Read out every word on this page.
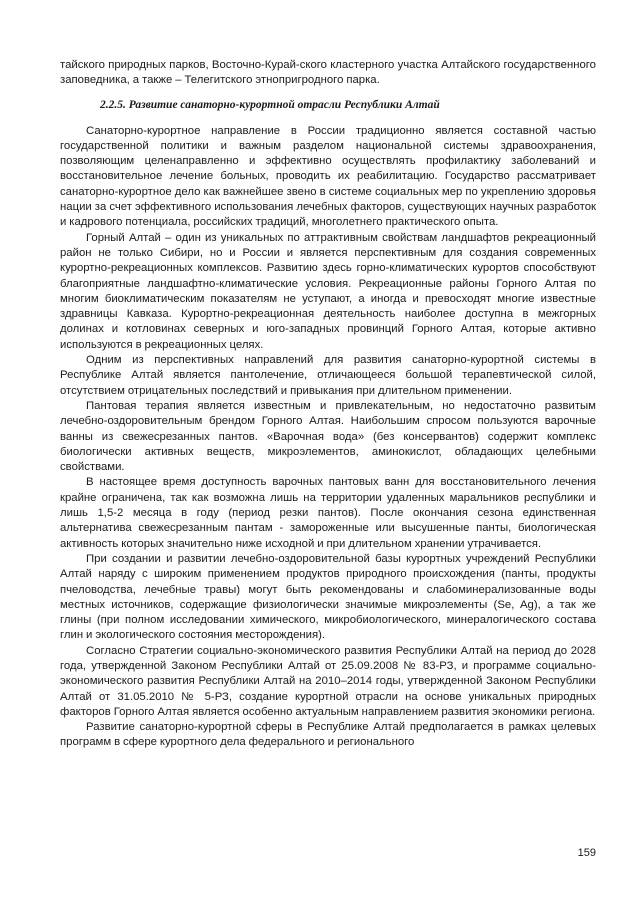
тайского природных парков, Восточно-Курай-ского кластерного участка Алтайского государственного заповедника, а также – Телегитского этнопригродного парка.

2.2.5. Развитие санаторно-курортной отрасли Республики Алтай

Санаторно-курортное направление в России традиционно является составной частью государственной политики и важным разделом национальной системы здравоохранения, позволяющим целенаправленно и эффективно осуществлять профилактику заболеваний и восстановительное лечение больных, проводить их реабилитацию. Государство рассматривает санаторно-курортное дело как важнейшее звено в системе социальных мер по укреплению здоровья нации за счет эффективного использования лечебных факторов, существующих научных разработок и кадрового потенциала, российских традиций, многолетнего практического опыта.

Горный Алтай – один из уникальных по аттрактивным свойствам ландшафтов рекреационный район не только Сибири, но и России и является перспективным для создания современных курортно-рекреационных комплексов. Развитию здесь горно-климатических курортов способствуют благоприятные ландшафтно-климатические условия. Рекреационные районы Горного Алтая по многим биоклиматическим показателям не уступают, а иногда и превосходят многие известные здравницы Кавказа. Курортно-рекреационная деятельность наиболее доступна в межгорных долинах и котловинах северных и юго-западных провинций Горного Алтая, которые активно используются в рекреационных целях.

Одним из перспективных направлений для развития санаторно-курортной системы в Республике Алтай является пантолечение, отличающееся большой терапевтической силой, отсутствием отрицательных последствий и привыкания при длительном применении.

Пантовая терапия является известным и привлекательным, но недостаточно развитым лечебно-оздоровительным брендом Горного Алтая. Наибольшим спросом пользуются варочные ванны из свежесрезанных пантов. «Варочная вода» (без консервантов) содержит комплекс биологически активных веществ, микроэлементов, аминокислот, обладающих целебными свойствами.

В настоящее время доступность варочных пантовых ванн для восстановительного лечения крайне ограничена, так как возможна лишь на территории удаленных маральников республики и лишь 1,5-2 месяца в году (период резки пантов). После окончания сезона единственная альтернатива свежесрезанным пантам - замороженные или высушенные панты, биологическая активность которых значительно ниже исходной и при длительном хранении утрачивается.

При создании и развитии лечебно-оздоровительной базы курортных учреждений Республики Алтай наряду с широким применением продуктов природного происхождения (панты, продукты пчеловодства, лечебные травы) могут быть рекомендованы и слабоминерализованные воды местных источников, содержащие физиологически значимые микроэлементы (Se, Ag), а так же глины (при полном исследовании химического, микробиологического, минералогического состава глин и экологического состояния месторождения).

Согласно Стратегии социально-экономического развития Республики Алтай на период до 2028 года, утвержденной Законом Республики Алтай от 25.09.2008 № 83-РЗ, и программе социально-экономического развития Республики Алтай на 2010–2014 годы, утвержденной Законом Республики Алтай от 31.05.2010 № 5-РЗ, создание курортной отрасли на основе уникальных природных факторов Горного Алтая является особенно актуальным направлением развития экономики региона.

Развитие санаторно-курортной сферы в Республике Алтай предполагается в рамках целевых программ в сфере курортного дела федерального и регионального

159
........
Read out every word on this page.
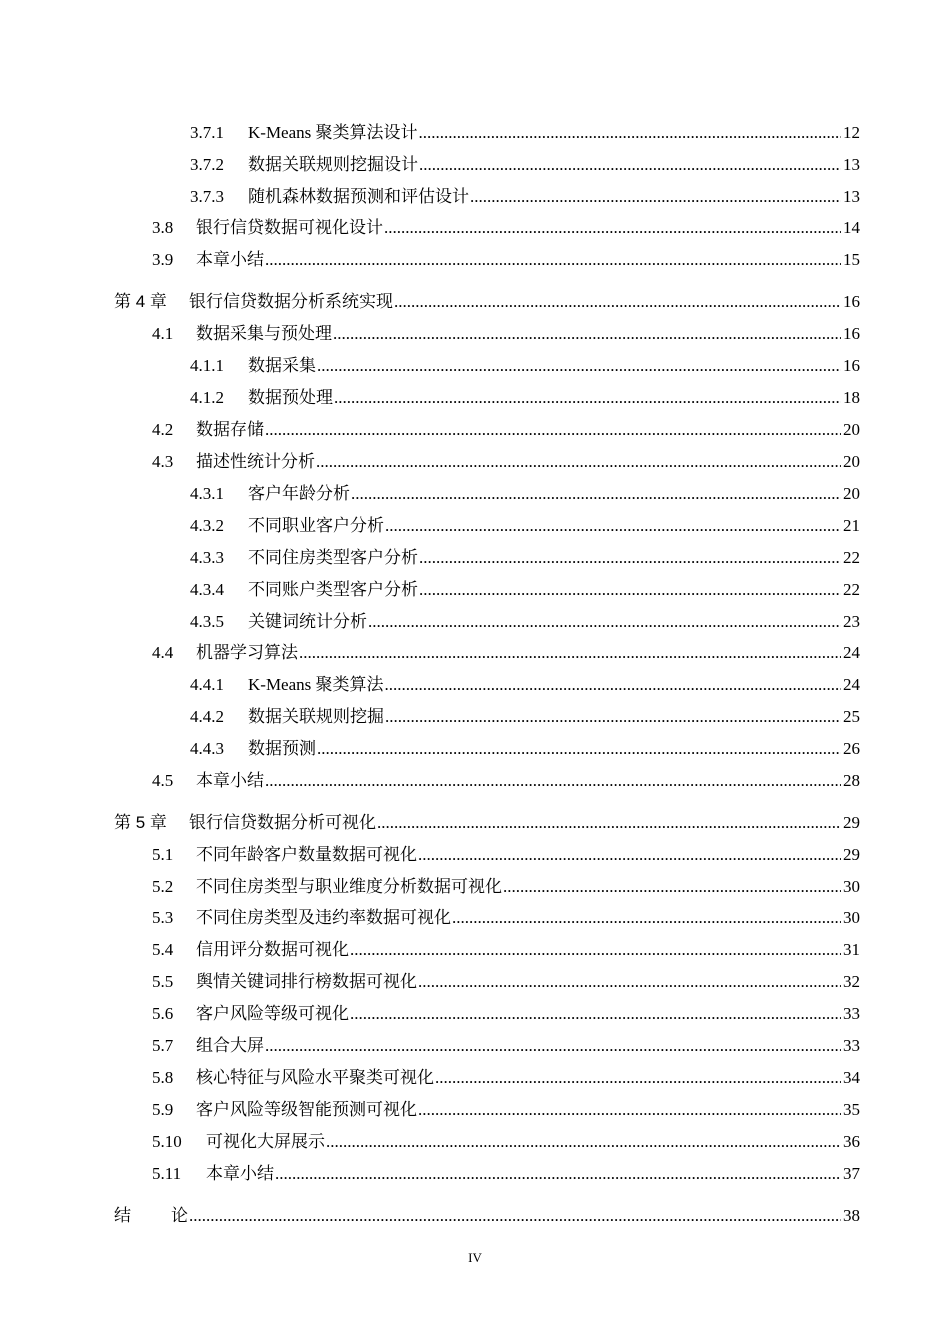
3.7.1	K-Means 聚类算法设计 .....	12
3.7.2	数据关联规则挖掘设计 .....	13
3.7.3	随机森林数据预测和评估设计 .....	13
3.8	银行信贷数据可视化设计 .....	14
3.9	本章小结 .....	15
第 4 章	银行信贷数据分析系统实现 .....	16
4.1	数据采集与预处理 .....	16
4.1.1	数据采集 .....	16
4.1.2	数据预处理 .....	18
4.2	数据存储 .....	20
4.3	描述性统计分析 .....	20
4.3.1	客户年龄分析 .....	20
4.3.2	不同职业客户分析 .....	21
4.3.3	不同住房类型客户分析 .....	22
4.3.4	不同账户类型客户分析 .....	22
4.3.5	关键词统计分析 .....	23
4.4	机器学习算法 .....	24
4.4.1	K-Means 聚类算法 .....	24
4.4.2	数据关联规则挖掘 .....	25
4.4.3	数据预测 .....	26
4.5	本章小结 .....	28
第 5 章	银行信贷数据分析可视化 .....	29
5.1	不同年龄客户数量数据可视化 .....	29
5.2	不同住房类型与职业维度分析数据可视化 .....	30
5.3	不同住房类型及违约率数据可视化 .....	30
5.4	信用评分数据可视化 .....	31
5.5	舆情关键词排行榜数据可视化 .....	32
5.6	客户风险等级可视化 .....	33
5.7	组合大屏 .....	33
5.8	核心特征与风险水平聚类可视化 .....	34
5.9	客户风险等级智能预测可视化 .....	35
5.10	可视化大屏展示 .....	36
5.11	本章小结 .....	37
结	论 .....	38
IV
........
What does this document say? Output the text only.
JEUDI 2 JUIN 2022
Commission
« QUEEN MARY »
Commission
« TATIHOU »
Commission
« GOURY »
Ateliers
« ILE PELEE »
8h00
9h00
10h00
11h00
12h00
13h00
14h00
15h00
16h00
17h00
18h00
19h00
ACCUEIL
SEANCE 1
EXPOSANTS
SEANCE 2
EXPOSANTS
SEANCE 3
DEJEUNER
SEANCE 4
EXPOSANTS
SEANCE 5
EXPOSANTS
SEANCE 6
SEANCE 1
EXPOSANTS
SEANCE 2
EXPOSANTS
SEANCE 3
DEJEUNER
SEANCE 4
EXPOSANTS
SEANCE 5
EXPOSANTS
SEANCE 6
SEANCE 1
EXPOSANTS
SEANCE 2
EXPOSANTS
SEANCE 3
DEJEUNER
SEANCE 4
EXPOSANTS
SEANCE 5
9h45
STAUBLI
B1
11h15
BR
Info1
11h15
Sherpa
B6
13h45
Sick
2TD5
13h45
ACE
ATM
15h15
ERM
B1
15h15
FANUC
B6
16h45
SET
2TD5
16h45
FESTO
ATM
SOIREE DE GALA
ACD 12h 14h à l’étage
........
> _WHAT TO DO_
Answer with a single number: the count of lines holding the word "природных".

> _RESPONSE_
2